**Aim of the task**
Turn all of the material below into a numbered list, one line per item, with blank lines dropped and the pictures left out.

Layout records
▼

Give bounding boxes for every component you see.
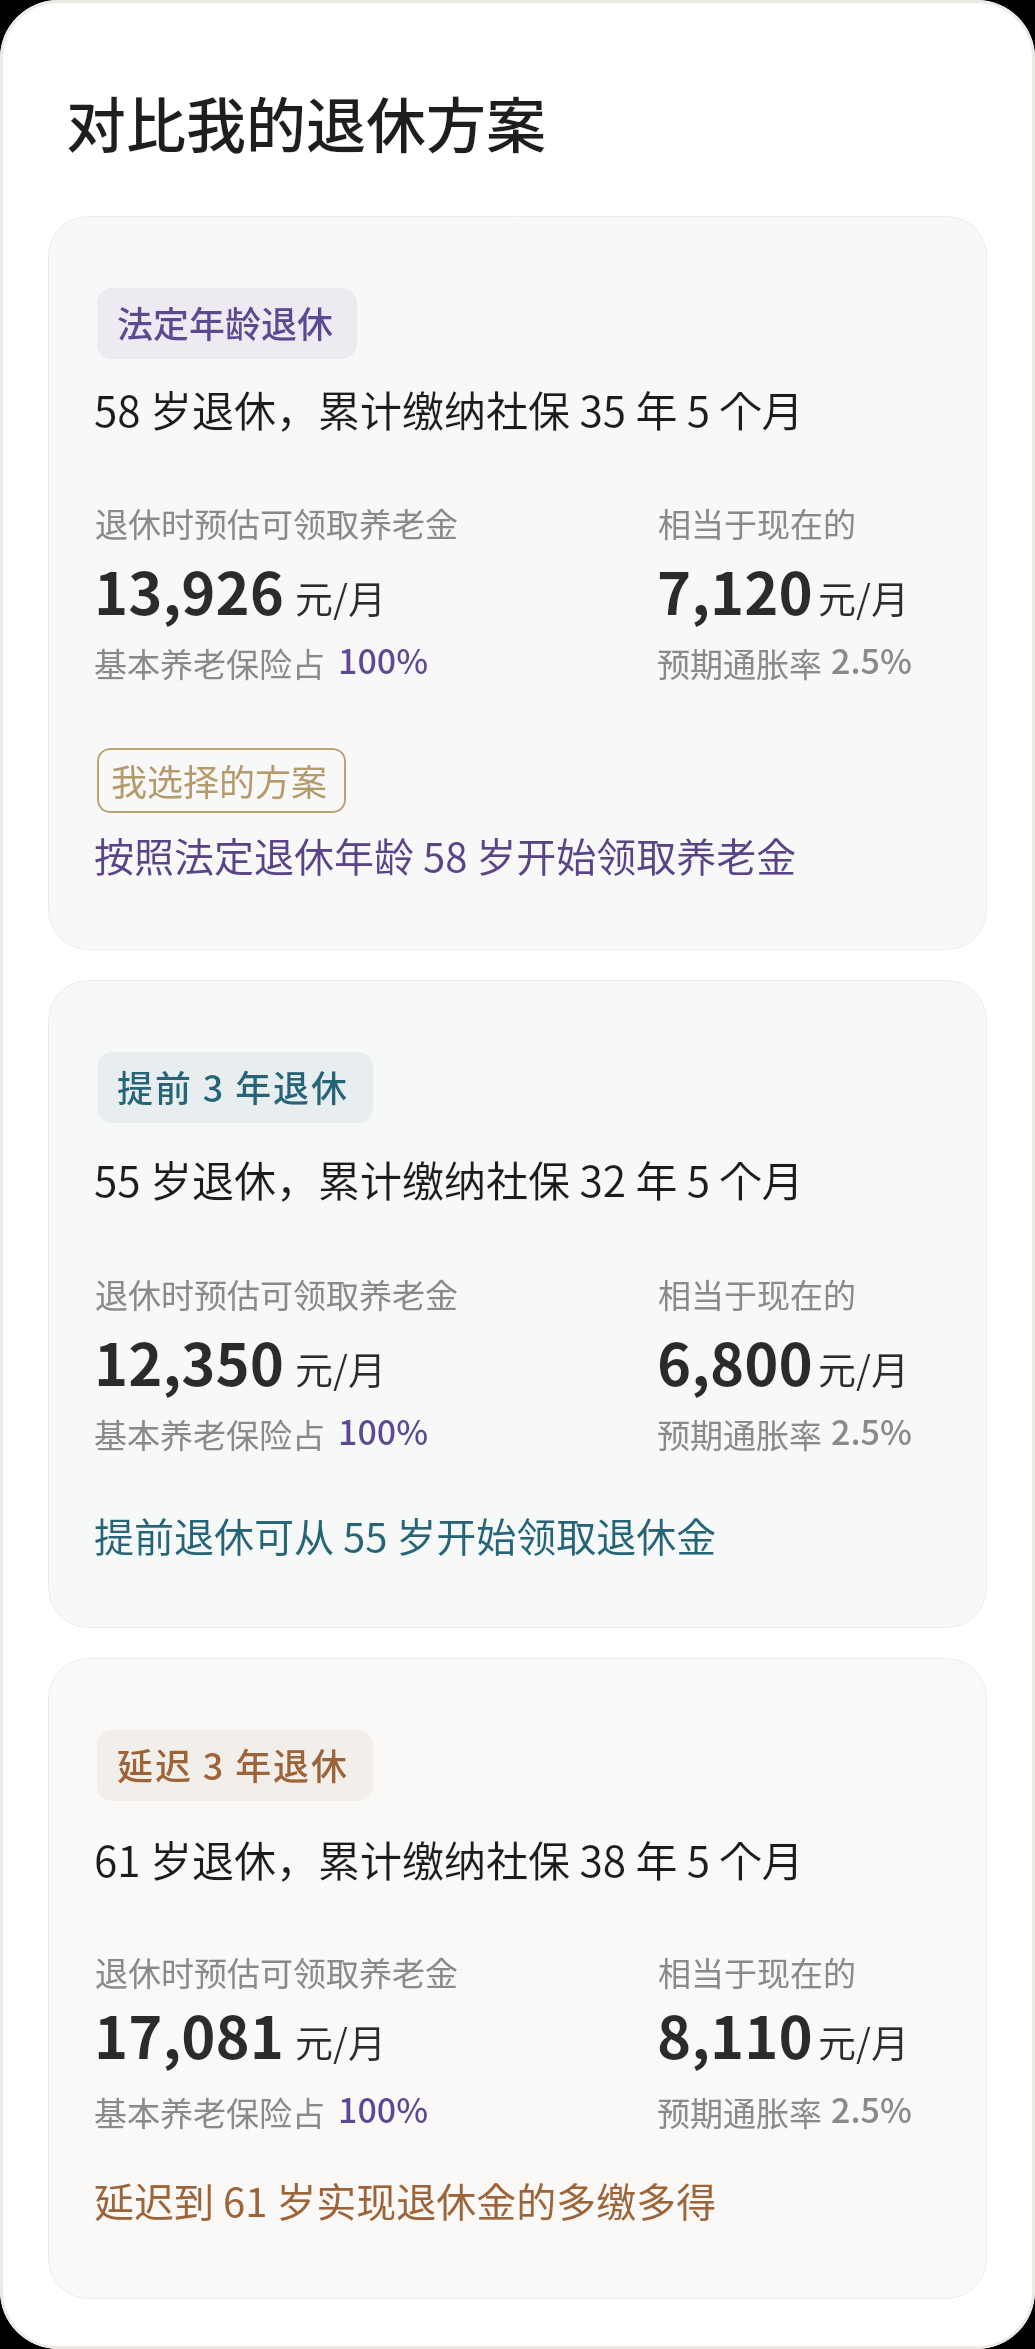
staticText: 55 岁退休，累计缴纳社保 32 年 5 个月 bbox=[94, 1148, 804, 1209]
staticText: 7,120 bbox=[657, 548, 813, 632]
staticText: 提前 3 年退休 bbox=[117, 1060, 349, 1112]
staticText: 预期通胀率 bbox=[657, 1410, 822, 1458]
staticText: 元/月 bbox=[295, 569, 386, 624]
staticText: 按照法定退休年龄 58 岁开始领取养老金 bbox=[94, 826, 797, 884]
staticText: 12,350 bbox=[94, 1319, 284, 1403]
staticText: 延迟到 61 岁实现退休金的多缴多得 bbox=[94, 2171, 717, 2229]
staticText: 2.5% bbox=[831, 635, 912, 684]
staticText: 相当于现在的 bbox=[658, 1270, 856, 1318]
staticText: 元/月 bbox=[818, 1340, 909, 1395]
staticText: 法定年龄退休 bbox=[117, 296, 334, 348]
staticText: 2.5% bbox=[831, 1406, 912, 1455]
button[interactable]: 提前 3 年退休 bbox=[97, 1052, 373, 1123]
staticText: 58 岁退休，累计缴纳社保 35 年 5 个月 bbox=[94, 378, 804, 439]
staticText: 相当于现在的 bbox=[658, 499, 856, 547]
button[interactable]: 延迟 3 年退休 bbox=[97, 1730, 373, 1801]
staticText: 预期通胀率 bbox=[657, 2088, 822, 2136]
staticText: 基本养老保险占 bbox=[94, 639, 325, 687]
button[interactable]: 延迟 3 年退休 bbox=[48, 1658, 987, 2299]
staticText: 2.5% bbox=[831, 2084, 912, 2133]
staticText: 6,800 bbox=[657, 1319, 813, 1403]
staticText: 13,926 bbox=[94, 548, 284, 632]
button[interactable]: 提前 3 年退休 bbox=[48, 980, 987, 1628]
staticText: 退休时预估可领取养老金 bbox=[95, 1948, 458, 1996]
staticText: 预期通胀率 bbox=[657, 639, 822, 687]
staticText: 基本养老保险占 bbox=[94, 2088, 325, 2136]
staticText: 100% bbox=[338, 1406, 429, 1455]
staticText: 退休时预估可领取养老金 bbox=[95, 1270, 458, 1318]
button[interactable]: 法定年龄退休 bbox=[48, 216, 987, 950]
staticText: 我选择的方案 bbox=[111, 754, 328, 806]
staticText: 相当于现在的 bbox=[658, 1948, 856, 1996]
staticText: 对比我的退休方案 bbox=[66, 78, 546, 165]
button[interactable]: 我选择的方案 bbox=[97, 748, 346, 813]
staticText: 8,110 bbox=[657, 1992, 813, 2076]
staticText: 元/月 bbox=[295, 2013, 386, 2068]
staticText: 61 岁退休，累计缴纳社保 38 年 5 个月 bbox=[94, 1828, 804, 1889]
staticText: 元/月 bbox=[818, 569, 909, 624]
staticText: 延迟 3 年退休 bbox=[117, 1738, 349, 1790]
staticText: 100% bbox=[338, 2084, 429, 2133]
staticText: 100% bbox=[338, 635, 429, 684]
staticText: 提前退休可从 55 岁开始领取退休金 bbox=[94, 1506, 717, 1564]
staticText: 元/月 bbox=[295, 1340, 386, 1395]
staticText: 17,081 bbox=[94, 1992, 284, 2076]
staticText: 退休时预估可领取养老金 bbox=[95, 499, 458, 547]
staticText: 元/月 bbox=[818, 2013, 909, 2068]
button[interactable]: 法定年龄退休 bbox=[97, 288, 357, 359]
staticText: 基本养老保险占 bbox=[94, 1410, 325, 1458]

▲

**Exercise response**
1. Give bounding boxes for every component you see.
2. staticText: 55 岁退休，累计缴纳社保 32 年 5 个月 bbox=[94, 1148, 804, 1209]
3. staticText: 7,120 bbox=[657, 548, 813, 632]
4. staticText: 提前 3 年退休 bbox=[117, 1060, 349, 1112]
5. staticText: 预期通胀率 bbox=[657, 1410, 822, 1458]
6. staticText: 元/月 bbox=[295, 569, 386, 624]
7. staticText: 按照法定退休年龄 58 岁开始领取养老金 bbox=[94, 826, 797, 884]
8. staticText: 12,350 bbox=[94, 1319, 284, 1403]
9. staticText: 延迟到 61 岁实现退休金的多缴多得 bbox=[94, 2171, 717, 2229]
10. staticText: 2.5% bbox=[831, 635, 912, 684]
11. staticText: 相当于现在的 bbox=[658, 1270, 856, 1318]
12. staticText: 元/月 bbox=[818, 1340, 909, 1395]
13. staticText: 法定年龄退休 bbox=[117, 296, 334, 348]
14. staticText: 2.5% bbox=[831, 1406, 912, 1455]
15. button[interactable]: 提前 3 年退休 bbox=[97, 1052, 373, 1123]
16. staticText: 58 岁退休，累计缴纳社保 35 年 5 个月 bbox=[94, 378, 804, 439]
17. staticText: 相当于现在的 bbox=[658, 499, 856, 547]
18. button[interactable]: 延迟 3 年退休 bbox=[97, 1730, 373, 1801]
19. staticText: 预期通胀率 bbox=[657, 2088, 822, 2136]
20. staticText: 基本养老保险占 bbox=[94, 639, 325, 687]
21. button[interactable]: 延迟 3 年退休 bbox=[48, 1658, 987, 2299]
22. staticText: 2.5% bbox=[831, 2084, 912, 2133]
23. staticText: 6,800 bbox=[657, 1319, 813, 1403]
24. staticText: 13,926 bbox=[94, 548, 284, 632]
25. button[interactable]: 提前 3 年退休 bbox=[48, 980, 987, 1628]
26. staticText: 退休时预估可领取养老金 bbox=[95, 1948, 458, 1996]
27. staticText: 预期通胀率 bbox=[657, 639, 822, 687]
28. staticText: 基本养老保险占 bbox=[94, 2088, 325, 2136]
29. staticText: 100% bbox=[338, 1406, 429, 1455]
30. staticText: 退休时预估可领取养老金 bbox=[95, 1270, 458, 1318]
31. button[interactable]: 法定年龄退休 bbox=[48, 216, 987, 950]
32. staticText: 我选择的方案 bbox=[111, 754, 328, 806]
33. staticText: 相当于现在的 bbox=[658, 1948, 856, 1996]
34. staticText: 对比我的退休方案 bbox=[66, 78, 546, 165]
35. button[interactable]: 我选择的方案 bbox=[97, 748, 346, 813]
36. staticText: 8,110 bbox=[657, 1992, 813, 2076]
37. staticText: 元/月 bbox=[295, 2013, 386, 2068]
38. staticText: 61 岁退休，累计缴纳社保 38 年 5 个月 bbox=[94, 1828, 804, 1889]
39. staticText: 元/月 bbox=[818, 569, 909, 624]
40. staticText: 延迟 3 年退休 bbox=[117, 1738, 349, 1790]
41. staticText: 100% bbox=[338, 2084, 429, 2133]
42. staticText: 100% bbox=[338, 635, 429, 684]
43. staticText: 提前退休可从 55 岁开始领取退休金 bbox=[94, 1506, 717, 1564]
44. staticText: 元/月 bbox=[295, 1340, 386, 1395]
45. staticText: 17,081 bbox=[94, 1992, 284, 2076]
46. staticText: 退休时预估可领取养老金 bbox=[95, 499, 458, 547]
47. staticText: 元/月 bbox=[818, 2013, 909, 2068]
48. button[interactable]: 法定年龄退休 bbox=[97, 288, 357, 359]
49. staticText: 基本养老保险占 bbox=[94, 1410, 325, 1458]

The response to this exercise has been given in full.